§ DIRECTION
Find each line with "Entorno" and copy it.

══ PROVIDED DATA ══

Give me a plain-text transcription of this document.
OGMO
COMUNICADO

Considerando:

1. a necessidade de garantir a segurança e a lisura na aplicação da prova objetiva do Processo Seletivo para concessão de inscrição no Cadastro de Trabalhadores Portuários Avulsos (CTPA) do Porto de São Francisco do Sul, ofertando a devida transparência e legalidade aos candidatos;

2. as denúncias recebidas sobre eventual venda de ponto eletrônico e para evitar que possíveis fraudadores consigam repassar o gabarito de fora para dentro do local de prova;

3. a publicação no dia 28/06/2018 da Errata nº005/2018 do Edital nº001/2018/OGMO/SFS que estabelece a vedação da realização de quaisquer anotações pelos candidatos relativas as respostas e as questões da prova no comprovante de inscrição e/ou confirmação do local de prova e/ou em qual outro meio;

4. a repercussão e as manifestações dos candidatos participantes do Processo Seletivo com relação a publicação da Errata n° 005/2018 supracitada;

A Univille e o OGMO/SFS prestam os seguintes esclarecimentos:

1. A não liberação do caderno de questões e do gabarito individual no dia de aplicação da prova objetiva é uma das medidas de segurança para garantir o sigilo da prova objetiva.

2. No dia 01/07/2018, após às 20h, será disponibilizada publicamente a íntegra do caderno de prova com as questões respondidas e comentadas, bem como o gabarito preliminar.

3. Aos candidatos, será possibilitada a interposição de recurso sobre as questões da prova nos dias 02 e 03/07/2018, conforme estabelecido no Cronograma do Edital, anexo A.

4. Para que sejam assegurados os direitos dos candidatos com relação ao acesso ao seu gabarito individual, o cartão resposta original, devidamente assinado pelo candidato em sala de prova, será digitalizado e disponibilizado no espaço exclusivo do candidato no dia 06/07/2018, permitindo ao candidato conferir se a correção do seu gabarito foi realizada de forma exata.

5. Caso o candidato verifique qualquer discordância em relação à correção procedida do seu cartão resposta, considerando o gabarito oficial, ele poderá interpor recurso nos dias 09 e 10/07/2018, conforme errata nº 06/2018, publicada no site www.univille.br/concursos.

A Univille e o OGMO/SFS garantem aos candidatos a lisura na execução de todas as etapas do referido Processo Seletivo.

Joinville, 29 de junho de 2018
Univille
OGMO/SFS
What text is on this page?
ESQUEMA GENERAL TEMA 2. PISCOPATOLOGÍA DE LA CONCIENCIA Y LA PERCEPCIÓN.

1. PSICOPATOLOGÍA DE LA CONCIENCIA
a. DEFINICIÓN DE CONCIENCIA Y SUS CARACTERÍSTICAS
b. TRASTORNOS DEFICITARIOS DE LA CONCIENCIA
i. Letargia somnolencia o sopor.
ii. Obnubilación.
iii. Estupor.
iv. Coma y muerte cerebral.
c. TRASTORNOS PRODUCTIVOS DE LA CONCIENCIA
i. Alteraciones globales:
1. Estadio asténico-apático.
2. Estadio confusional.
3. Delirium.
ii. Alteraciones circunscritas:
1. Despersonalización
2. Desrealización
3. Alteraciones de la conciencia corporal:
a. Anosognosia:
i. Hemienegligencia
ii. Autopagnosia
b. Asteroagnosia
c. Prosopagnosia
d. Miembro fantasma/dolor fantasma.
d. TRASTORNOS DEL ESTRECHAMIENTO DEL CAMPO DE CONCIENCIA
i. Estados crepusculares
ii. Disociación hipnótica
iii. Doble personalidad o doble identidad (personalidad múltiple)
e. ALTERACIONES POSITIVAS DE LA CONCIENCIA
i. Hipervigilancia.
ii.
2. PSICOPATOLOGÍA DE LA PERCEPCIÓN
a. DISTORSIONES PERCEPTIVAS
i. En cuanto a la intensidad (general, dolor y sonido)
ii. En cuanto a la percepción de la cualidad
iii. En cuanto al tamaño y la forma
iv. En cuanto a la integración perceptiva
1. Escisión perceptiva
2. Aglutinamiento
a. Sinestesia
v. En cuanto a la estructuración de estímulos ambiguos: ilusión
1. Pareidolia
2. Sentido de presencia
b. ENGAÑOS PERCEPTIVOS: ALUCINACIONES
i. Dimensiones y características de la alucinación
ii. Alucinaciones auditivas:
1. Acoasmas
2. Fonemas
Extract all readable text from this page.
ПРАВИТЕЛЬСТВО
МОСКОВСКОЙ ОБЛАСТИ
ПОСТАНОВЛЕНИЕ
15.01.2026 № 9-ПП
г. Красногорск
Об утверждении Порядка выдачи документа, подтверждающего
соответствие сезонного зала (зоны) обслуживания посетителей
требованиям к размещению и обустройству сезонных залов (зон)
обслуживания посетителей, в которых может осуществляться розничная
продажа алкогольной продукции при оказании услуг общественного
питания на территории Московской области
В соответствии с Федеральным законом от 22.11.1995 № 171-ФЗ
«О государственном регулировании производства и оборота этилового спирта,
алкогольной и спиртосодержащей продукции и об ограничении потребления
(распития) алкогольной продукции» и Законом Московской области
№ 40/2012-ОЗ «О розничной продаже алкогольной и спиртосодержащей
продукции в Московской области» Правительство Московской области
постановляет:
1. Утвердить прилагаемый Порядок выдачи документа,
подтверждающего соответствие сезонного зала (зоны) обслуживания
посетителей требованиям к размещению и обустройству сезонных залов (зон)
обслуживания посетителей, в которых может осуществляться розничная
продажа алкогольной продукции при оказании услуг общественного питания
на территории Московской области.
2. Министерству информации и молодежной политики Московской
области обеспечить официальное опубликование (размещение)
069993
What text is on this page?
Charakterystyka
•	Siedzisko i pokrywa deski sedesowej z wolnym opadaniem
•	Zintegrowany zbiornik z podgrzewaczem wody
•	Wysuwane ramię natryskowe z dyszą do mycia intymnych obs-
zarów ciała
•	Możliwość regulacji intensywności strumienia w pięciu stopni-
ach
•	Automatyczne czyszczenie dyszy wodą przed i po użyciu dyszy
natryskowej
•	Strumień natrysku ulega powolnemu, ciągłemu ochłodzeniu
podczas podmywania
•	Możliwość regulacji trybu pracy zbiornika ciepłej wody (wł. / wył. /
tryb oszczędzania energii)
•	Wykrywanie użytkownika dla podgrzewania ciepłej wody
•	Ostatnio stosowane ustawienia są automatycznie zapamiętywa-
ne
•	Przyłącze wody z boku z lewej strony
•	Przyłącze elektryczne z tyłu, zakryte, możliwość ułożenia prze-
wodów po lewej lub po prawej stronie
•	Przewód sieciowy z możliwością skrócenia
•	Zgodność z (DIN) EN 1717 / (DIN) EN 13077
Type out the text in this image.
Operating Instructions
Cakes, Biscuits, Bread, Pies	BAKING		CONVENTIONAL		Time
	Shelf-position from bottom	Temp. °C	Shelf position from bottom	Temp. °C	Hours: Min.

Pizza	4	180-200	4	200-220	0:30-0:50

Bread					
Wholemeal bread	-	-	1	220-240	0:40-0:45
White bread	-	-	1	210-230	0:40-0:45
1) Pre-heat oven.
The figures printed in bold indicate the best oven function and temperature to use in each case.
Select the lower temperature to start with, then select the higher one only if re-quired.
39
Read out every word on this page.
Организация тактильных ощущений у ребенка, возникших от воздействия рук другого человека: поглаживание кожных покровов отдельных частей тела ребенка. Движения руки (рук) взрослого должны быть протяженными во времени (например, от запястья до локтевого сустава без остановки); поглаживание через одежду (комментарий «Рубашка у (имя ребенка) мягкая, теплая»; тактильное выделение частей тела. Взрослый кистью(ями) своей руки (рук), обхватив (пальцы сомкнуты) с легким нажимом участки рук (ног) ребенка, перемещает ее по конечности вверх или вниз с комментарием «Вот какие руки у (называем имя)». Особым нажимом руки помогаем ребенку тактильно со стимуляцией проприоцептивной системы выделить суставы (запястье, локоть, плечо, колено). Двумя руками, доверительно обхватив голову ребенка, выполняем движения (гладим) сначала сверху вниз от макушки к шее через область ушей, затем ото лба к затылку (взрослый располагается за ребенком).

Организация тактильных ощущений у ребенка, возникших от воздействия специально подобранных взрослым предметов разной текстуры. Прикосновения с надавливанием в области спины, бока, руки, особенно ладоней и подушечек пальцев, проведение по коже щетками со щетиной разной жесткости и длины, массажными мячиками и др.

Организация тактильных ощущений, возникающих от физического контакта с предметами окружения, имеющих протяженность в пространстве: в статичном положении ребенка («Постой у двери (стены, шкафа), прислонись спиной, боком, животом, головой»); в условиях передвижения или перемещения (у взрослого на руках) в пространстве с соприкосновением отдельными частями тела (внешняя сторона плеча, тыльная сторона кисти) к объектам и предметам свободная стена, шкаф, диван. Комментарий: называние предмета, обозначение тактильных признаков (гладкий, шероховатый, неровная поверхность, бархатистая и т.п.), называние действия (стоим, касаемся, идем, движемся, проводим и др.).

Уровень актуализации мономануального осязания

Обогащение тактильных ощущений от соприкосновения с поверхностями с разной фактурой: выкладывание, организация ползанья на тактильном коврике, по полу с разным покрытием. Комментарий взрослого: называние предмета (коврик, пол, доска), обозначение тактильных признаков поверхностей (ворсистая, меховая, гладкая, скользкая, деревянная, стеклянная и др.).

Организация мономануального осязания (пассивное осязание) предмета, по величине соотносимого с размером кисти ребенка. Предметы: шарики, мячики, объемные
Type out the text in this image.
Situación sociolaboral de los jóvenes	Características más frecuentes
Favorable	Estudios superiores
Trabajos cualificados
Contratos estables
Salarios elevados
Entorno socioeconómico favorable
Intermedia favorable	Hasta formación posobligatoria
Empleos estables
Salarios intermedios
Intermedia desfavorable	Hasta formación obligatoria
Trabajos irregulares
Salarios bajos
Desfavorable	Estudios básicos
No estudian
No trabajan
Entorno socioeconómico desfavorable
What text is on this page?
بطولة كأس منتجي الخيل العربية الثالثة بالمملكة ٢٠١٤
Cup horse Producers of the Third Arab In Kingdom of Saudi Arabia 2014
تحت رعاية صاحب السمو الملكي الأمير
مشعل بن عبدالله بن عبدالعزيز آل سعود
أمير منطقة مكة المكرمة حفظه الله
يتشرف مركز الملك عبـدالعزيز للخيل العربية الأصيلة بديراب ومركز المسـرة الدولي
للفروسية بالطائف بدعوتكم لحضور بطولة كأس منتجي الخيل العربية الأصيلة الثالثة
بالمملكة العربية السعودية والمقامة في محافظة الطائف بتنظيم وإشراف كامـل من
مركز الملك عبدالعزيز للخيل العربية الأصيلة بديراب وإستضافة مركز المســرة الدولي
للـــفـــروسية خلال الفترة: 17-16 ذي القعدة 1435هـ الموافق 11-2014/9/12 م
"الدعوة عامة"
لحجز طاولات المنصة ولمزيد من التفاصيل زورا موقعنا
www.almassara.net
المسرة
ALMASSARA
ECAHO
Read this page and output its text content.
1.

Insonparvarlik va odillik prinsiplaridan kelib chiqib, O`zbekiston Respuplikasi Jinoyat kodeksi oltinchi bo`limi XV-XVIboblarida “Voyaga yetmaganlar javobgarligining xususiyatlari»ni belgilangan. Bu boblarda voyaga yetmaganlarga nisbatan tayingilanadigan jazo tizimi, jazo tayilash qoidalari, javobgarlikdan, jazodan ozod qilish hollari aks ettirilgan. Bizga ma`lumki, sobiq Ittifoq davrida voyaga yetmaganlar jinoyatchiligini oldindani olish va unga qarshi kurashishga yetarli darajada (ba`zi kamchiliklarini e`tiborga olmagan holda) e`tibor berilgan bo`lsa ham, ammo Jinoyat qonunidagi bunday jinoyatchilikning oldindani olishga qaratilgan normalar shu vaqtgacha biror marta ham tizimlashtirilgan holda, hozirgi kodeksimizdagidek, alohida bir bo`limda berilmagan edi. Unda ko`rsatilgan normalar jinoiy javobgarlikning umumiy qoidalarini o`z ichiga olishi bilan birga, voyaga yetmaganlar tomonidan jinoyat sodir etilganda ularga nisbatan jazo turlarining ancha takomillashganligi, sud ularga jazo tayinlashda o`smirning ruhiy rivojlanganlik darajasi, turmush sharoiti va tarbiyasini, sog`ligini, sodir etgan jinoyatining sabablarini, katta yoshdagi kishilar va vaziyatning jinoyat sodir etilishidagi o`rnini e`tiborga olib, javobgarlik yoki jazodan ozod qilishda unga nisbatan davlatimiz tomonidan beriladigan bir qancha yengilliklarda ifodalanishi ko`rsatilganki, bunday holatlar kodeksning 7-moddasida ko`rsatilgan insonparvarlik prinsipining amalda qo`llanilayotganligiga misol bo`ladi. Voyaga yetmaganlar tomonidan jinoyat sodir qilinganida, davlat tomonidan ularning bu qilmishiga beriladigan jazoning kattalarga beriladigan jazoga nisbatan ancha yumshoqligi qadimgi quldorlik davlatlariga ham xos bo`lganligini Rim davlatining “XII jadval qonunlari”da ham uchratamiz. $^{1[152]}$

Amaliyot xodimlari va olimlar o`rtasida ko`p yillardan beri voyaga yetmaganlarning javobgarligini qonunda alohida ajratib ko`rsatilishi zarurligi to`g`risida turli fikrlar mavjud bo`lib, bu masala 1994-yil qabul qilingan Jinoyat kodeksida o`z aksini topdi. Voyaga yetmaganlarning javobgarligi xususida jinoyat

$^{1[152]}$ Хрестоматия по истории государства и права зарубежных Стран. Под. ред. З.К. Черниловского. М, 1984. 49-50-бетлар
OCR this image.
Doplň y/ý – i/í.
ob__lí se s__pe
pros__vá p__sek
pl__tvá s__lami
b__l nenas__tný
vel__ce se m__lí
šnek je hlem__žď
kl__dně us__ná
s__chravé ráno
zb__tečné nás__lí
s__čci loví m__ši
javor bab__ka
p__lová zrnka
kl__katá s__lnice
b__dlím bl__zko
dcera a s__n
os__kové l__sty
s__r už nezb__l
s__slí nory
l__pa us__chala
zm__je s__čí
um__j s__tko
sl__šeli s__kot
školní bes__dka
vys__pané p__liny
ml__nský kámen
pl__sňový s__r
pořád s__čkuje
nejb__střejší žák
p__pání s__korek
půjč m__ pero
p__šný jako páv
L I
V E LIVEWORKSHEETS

═══

§ EXPECTED ANSWER
Entorno socioeconómico favorable
Entorno socioeconómico desfavorable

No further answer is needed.